__Extract provided__.
- - -

Sample code for 30+ languages & platforms
Classic ASP

Add an Attachment from a BinData Object

See more Email Object Examples

Demonstrates the Chilkat Email.AddAttachmentBd method, which adds an attachment using the contents of a BinData object. The first argument is the attachment filename, the second is the BinData, and the third is the content type — if empty, it is inferred from the filename extension. This example loads a PDF into a BinData and attaches it.

Background: BinData is Chilkat's container for raw binary data. Attaching from a BinData is the right approach when the file's bytes are already in memory — generated on the fly, downloaded, or read from a database — rather than sitting on disk (which would use AddFileAttachment). Chilkat Base64-encodes the bytes into the message automatically.

Chilkat Classic ASP Downloads

Classic ASP
<html>
<head>
<meta http-equiv="Content-Type" content="text/html; charset=utf-8">
</head>
<body>
<%
success = 0

'  Demonstrates the AddAttachmentBd method, which adds an attachment using the contents of a
'  BinData object.  The first argument is the attachment filename, the second is the BinData
'  object, and the third is the content type (inferred from the filename extension if empty).

set email = Server.CreateObject("Chilkat.Email")
email.Subject = "Attach from BinData"
email.Body = "Please see the attached file."

'  Load a file into a BinData object, then attach it.
set bd = Server.CreateObject("Chilkat.BinData")
success = bd.LoadFile("qa_data/attachments/report.pdf")
If (success = 0) Then
    Response.Write "<pre>" & Server.HTMLEncode( bd.LastErrorText) & "</pre>"
    Response.End
End If

success = email.AddAttachmentBd("report.pdf",bd,"application/pdf")
If (success = 0) Then
    Response.Write "<pre>" & Server.HTMLEncode( email.LastErrorText) & "</pre>"
    Response.End
End If

Response.Write "<pre>" & Server.HTMLEncode( "NumAttachments = " & email.NumAttachments) & "</pre>"

'  Note: The path "qa_data/attachments/report.pdf" is a relative local filesystem path,
'  relative to the current working directory of the running application.

- - -

__Extracted data__.

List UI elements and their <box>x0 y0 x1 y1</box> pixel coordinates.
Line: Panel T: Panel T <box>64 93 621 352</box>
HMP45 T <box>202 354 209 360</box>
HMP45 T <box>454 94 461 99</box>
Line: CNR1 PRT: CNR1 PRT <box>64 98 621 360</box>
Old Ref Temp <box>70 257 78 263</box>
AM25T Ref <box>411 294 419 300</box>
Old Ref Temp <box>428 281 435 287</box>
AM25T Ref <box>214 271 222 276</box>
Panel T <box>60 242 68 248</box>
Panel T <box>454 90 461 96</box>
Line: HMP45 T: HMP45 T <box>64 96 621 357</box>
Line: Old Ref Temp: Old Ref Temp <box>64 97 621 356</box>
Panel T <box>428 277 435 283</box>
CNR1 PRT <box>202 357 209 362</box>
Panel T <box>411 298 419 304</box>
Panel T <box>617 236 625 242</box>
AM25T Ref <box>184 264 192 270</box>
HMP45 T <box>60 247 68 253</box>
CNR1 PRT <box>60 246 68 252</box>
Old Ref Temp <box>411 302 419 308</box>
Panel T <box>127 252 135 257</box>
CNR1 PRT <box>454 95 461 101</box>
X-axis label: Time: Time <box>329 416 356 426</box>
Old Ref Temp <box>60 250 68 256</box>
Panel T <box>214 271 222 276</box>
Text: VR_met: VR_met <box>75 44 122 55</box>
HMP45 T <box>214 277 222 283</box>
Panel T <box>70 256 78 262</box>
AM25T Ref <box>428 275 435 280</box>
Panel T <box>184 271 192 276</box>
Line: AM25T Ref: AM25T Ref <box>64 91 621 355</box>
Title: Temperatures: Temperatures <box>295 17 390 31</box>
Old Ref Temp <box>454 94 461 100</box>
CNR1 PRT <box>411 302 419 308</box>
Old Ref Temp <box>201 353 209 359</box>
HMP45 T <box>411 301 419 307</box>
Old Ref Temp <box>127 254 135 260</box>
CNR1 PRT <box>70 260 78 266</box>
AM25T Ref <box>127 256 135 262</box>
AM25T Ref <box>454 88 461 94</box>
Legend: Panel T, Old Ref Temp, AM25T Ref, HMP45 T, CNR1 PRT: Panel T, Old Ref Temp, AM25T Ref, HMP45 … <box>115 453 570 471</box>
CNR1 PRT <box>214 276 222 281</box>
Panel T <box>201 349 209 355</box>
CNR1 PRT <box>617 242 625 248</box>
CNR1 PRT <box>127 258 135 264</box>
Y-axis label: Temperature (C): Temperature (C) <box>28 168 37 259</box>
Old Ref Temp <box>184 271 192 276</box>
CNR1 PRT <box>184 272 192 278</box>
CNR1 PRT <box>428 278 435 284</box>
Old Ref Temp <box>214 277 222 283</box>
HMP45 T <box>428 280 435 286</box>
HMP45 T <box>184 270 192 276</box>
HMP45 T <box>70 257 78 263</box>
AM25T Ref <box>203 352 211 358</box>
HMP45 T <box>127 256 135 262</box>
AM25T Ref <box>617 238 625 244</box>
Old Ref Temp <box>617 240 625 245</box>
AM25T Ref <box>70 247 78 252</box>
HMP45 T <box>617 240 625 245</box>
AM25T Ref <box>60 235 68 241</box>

- - -

__Activity 1__. What does the AddAttachmentBd example say happens to the content type when the third argument is left empty?
__Activity 2__.
Decide whether each statement agrees with the AddAttachmentBd example. Answer yes or no, and quote the words that decide it.
(a) BinData holds raw binary data.
(b) The bytes must be Base64-encoded by hand before they are attached.
(c) A file that is sitting on disk would use AddFileAttachment.
__Activity 3__. Copy out the part of the AddAttachmentBd example that starts at the words "Demonstrates the Chilkat" and ends after the words "the message automatically.".

__Written solution 1__. It is inferred from the filename extension.

__Written solution 2__.
(a) Yes: "BinData is Chilkat's container for raw binary data."
(b) No: "Chilkat Base64-encodes the bytes into the message automatically."
(c) Yes: "rather than sitting on disk (which would use AddFileAttachment)"

__Written solution 3__.
Demonstrates the Chilkat Email.AddAttachmentBd method, which adds an attachment using the contents of a BinData object. The first argument is the attachment filename, the second is the BinData, and the third is the content type — if empty, it is inferred from the filename extension. This example loads a PDF into a BinData and attaches it.

Background: BinData is Chilkat's container for raw binary data. Attaching from a BinData is the right approach when the file's bytes are already in memory — generated on the fly, downloaded, or read from a database — rather than sitting on disk (which would use AddFileAttachment). Chilkat Base64-encodes the bytes into the message automatically.